What you have to do:
Set down the material once more, exactly as it appears.

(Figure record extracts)
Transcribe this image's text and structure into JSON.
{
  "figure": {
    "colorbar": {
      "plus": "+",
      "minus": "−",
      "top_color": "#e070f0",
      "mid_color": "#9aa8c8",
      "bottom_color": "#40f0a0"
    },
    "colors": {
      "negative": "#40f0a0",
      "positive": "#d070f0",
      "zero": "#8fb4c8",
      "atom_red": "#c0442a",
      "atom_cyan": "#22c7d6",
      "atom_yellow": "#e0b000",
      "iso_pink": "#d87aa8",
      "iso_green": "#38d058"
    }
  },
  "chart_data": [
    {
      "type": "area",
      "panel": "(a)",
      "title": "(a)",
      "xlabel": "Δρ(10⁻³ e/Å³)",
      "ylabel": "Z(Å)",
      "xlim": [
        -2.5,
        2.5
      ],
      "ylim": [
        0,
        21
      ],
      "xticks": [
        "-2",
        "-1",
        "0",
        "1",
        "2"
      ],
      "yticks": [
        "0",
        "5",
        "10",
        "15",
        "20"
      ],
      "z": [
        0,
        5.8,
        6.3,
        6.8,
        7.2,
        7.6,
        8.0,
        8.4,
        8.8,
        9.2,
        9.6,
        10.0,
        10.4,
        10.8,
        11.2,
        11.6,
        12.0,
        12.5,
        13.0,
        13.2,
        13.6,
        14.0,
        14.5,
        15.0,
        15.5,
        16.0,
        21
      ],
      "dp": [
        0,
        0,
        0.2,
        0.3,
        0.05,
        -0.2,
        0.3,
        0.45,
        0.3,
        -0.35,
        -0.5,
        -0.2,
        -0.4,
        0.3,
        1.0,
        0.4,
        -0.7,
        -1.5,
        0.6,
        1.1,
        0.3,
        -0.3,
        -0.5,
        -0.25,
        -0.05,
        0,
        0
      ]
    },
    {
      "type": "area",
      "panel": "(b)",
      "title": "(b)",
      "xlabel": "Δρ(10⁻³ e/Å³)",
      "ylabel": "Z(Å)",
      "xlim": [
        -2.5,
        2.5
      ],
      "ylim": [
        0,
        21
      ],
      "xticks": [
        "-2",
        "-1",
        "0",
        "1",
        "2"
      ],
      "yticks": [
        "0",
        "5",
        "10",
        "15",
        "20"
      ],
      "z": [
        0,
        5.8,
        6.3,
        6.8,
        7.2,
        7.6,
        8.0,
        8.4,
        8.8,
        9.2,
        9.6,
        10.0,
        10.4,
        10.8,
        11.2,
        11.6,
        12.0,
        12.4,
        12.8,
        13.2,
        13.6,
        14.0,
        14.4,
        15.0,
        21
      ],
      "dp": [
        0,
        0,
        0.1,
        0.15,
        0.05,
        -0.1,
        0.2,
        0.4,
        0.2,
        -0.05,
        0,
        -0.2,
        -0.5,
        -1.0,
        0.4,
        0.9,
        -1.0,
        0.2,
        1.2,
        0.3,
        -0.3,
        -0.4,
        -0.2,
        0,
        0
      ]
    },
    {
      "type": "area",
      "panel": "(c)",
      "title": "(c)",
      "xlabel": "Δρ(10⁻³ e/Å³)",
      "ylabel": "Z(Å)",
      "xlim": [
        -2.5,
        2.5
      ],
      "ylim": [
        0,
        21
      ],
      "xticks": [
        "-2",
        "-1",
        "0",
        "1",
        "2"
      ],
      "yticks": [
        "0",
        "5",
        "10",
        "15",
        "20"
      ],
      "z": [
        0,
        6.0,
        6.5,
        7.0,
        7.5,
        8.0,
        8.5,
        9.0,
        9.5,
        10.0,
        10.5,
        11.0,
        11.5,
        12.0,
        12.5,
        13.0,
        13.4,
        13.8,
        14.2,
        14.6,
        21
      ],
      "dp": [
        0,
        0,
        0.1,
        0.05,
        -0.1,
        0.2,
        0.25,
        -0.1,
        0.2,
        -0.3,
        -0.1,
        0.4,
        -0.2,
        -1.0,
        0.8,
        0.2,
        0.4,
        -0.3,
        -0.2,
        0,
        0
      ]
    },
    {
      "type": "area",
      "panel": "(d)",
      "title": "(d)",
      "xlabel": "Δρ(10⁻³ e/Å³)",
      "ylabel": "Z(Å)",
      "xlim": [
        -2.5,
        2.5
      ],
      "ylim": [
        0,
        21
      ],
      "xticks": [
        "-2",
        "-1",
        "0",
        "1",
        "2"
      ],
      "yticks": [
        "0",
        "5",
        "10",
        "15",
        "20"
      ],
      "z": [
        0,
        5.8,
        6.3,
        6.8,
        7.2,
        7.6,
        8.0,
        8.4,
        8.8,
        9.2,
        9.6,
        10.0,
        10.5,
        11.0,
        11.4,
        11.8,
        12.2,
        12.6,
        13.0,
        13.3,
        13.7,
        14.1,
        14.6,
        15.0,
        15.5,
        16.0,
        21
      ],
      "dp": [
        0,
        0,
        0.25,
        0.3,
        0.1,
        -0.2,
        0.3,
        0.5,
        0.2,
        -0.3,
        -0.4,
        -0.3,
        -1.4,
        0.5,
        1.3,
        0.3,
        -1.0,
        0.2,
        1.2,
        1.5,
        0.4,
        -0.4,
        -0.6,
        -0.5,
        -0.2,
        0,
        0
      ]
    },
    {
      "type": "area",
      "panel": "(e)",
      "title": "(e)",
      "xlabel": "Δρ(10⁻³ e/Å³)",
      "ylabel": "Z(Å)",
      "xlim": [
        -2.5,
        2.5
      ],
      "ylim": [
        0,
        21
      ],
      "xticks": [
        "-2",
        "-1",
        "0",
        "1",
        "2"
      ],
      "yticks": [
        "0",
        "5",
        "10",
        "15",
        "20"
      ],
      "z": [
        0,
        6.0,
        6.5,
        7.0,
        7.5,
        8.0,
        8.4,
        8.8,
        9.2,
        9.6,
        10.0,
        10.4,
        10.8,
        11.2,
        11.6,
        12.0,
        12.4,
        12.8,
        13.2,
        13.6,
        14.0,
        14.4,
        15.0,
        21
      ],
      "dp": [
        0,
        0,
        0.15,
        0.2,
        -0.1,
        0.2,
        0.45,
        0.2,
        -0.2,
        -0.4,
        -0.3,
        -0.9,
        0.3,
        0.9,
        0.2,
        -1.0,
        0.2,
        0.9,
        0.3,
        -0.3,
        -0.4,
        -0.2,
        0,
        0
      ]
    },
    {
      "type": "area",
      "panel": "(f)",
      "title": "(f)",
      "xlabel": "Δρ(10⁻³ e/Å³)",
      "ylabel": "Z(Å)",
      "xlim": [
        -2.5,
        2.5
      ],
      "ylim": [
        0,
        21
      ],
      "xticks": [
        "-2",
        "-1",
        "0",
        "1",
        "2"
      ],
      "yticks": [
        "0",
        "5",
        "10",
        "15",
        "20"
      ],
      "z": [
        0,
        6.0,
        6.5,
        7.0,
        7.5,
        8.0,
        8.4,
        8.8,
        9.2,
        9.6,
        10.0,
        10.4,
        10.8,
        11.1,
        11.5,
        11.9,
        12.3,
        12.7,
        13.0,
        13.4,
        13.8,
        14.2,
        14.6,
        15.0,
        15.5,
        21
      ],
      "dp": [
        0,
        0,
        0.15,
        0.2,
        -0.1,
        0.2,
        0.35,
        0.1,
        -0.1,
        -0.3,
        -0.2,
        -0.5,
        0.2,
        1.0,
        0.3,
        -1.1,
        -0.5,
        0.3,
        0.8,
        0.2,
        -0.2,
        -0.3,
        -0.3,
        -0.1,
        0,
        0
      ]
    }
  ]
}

Answer to the task:
Transcribe this image's text and structure into JSON.
{
  "figure": {
    "colorbar": {
      "plus": "+",
      "minus": "−",
      "top_color": "#e070f0",
      "mid_color": "#9aa8c8",
      "bottom_color": "#40f0a0"
    },
    "colors": {
      "negative": "#40f0a0",
      "positive": "#d070f0",
      "zero": "#8fb4c8",
      "atom_red": "#c0442a",
      "atom_cyan": "#22c7d6",
      "atom_yellow": "#e0b000",
      "iso_pink": "#d87aa8",
      "iso_green": "#38d058"
    }
  },
  "chart_data": [
    {
      "type": "area",
      "panel": "(a)",
      "title": "(a)",
      "xlabel": "Δρ(10⁻³ e/Å³)",
      "ylabel": "Z(Å)",
      "xlim": [
        -2.5,
        2.5
      ],
      "ylim": [
        0,
        21
      ],
      "xticks": [
        "-2",
        "-1",
        "0",
        "1",
        "2"
      ],
      "yticks": [
        "0",
        "5",
        "10",
        "15",
        "20"
      ],
      "z": [
        0,
        5.8,
        6.3,
        6.8,
        7.2,
        7.6,
        8.0,
        8.4,
        8.8,
        9.2,
        9.6,
        10.0,
        10.4,
        10.8,
        11.2,
        11.6,
        12.0,
        12.5,
        13.0,
        13.2,
        13.6,
        14.0,
        14.5,
        15.0,
        15.5,
        16.0,
        21
      ],
      "dp": [
        0,
        0,
        0.2,
        0.3,
        0.05,
        -0.2,
        0.3,
        0.45,
        0.3,
        -0.35,
        -0.5,
        -0.2,
        -0.4,
        0.3,
        1.0,
        0.4,
        -0.7,
        -1.5,
        0.6,
        1.1,
        0.3,
        -0.3,
        -0.5,
        -0.25,
        -0.05,
        0,
        0
      ]
    },
    {
      "type": "area",
      "panel": "(b)",
      "title": "(b)",
      "xlabel": "Δρ(10⁻³ e/Å³)",
      "ylabel": "Z(Å)",
      "xlim": [
        -2.5,
        2.5
      ],
      "ylim": [
        0,
        21
      ],
      "xticks": [
        "-2",
        "-1",
        "0",
        "1",
        "2"
      ],
      "yticks": [
        "0",
        "5",
        "10",
        "15",
        "20"
      ],
      "z": [
        0,
        5.8,
        6.3,
        6.8,
        7.2,
        7.6,
        8.0,
        8.4,
        8.8,
        9.2,
        9.6,
        10.0,
        10.4,
        10.8,
        11.2,
        11.6,
        12.0,
        12.4,
        12.8,
        13.2,
        13.6,
        14.0,
        14.4,
        15.0,
        21
      ],
      "dp": [
        0,
        0,
        0.1,
        0.15,
        0.05,
        -0.1,
        0.2,
        0.4,
        0.2,
        -0.05,
        0,
        -0.2,
        -0.5,
        -1.0,
        0.4,
        0.9,
        -1.0,
        0.2,
        1.2,
        0.3,
        -0.3,
        -0.4,
        -0.2,
        0,
        0
      ]
    },
    {
      "type": "area",
      "panel": "(c)",
      "title": "(c)",
      "xlabel": "Δρ(10⁻³ e/Å³)",
      "ylabel": "Z(Å)",
      "xlim": [
        -2.5,
        2.5
      ],
      "ylim": [
        0,
        21
      ],
      "xticks": [
        "-2",
        "-1",
        "0",
        "1",
        "2"
      ],
      "yticks": [
        "0",
        "5",
        "10",
        "15",
        "20"
      ],
      "z": [
        0,
        6.0,
        6.5,
        7.0,
        7.5,
        8.0,
        8.5,
        9.0,
        9.5,
        10.0,
        10.5,
        11.0,
        11.5,
        12.0,
        12.5,
        13.0,
        13.4,
        13.8,
        14.2,
        14.6,
        21
      ],
      "dp": [
        0,
        0,
        0.1,
        0.05,
        -0.1,
        0.2,
        0.25,
        -0.1,
        0.2,
        -0.3,
        -0.1,
        0.4,
        -0.2,
        -1.0,
        0.8,
        0.2,
        0.4,
        -0.3,
        -0.2,
        0,
        0
      ]
    },
    {
      "type": "area",
      "panel": "(d)",
      "title": "(d)",
      "xlabel": "Δρ(10⁻³ e/Å³)",
      "ylabel": "Z(Å)",
      "xlim": [
        -2.5,
        2.5
      ],
      "ylim": [
        0,
        21
      ],
      "xticks": [
        "-2",
        "-1",
        "0",
        "1",
        "2"
      ],
      "yticks": [
        "0",
        "5",
        "10",
        "15",
        "20"
      ],
      "z": [
        0,
        5.8,
        6.3,
        6.8,
        7.2,
        7.6,
        8.0,
        8.4,
        8.8,
        9.2,
        9.6,
        10.0,
        10.5,
        11.0,
        11.4,
        11.8,
        12.2,
        12.6,
        13.0,
        13.3,
        13.7,
        14.1,
        14.6,
        15.0,
        15.5,
        16.0,
        21
      ],
      "dp": [
        0,
        0,
        0.25,
        0.3,
        0.1,
        -0.2,
        0.3,
        0.5,
        0.2,
        -0.3,
        -0.4,
        -0.3,
        -1.4,
        0.5,
        1.3,
        0.3,
        -1.0,
        0.2,
        1.2,
        1.5,
        0.4,
        -0.4,
        -0.6,
        -0.5,
        -0.2,
        0,
        0
      ]
    },
    {
      "type": "area",
      "panel": "(e)",
      "title": "(e)",
      "xlabel": "Δρ(10⁻³ e/Å³)",
      "ylabel": "Z(Å)",
      "xlim": [
        -2.5,
        2.5
      ],
      "ylim": [
        0,
        21
      ],
      "xticks": [
        "-2",
        "-1",
        "0",
        "1",
        "2"
      ],
      "yticks": [
        "0",
        "5",
        "10",
        "15",
        "20"
      ],
      "z": [
        0,
        6.0,
        6.5,
        7.0,
        7.5,
        8.0,
        8.4,
        8.8,
        9.2,
        9.6,
        10.0,
        10.4,
        10.8,
        11.2,
        11.6,
        12.0,
        12.4,
        12.8,
        13.2,
        13.6,
        14.0,
        14.4,
        15.0,
        21
      ],
      "dp": [
        0,
        0,
        0.15,
        0.2,
        -0.1,
        0.2,
        0.45,
        0.2,
        -0.2,
        -0.4,
        -0.3,
        -0.9,
        0.3,
        0.9,
        0.2,
        -1.0,
        0.2,
        0.9,
        0.3,
        -0.3,
        -0.4,
        -0.2,
        0,
        0
      ]
    },
    {
      "type": "area",
      "panel": "(f)",
      "title": "(f)",
      "xlabel": "Δρ(10⁻³ e/Å³)",
      "ylabel": "Z(Å)",
      "xlim": [
        -2.5,
        2.5
      ],
      "ylim": [
        0,
        21
      ],
      "xticks": [
        "-2",
        "-1",
        "0",
        "1",
        "2"
      ],
      "yticks": [
        "0",
        "5",
        "10",
        "15",
        "20"
      ],
      "z": [
        0,
        6.0,
        6.5,
        7.0,
        7.5,
        8.0,
        8.4,
        8.8,
        9.2,
        9.6,
        10.0,
        10.4,
        10.8,
        11.1,
        11.5,
        11.9,
        12.3,
        12.7,
        13.0,
        13.4,
        13.8,
        14.2,
        14.6,
        15.0,
        15.5,
        21
      ],
      "dp": [
        0,
        0,
        0.15,
        0.2,
        -0.1,
        0.2,
        0.35,
        0.1,
        -0.1,
        -0.3,
        -0.2,
        -0.5,
        0.2,
        1.0,
        0.3,
        -1.1,
        -0.5,
        0.3,
        0.8,
        0.2,
        -0.2,
        -0.3,
        -0.3,
        -0.1,
        0,
        0
      ]
    }
  ]
}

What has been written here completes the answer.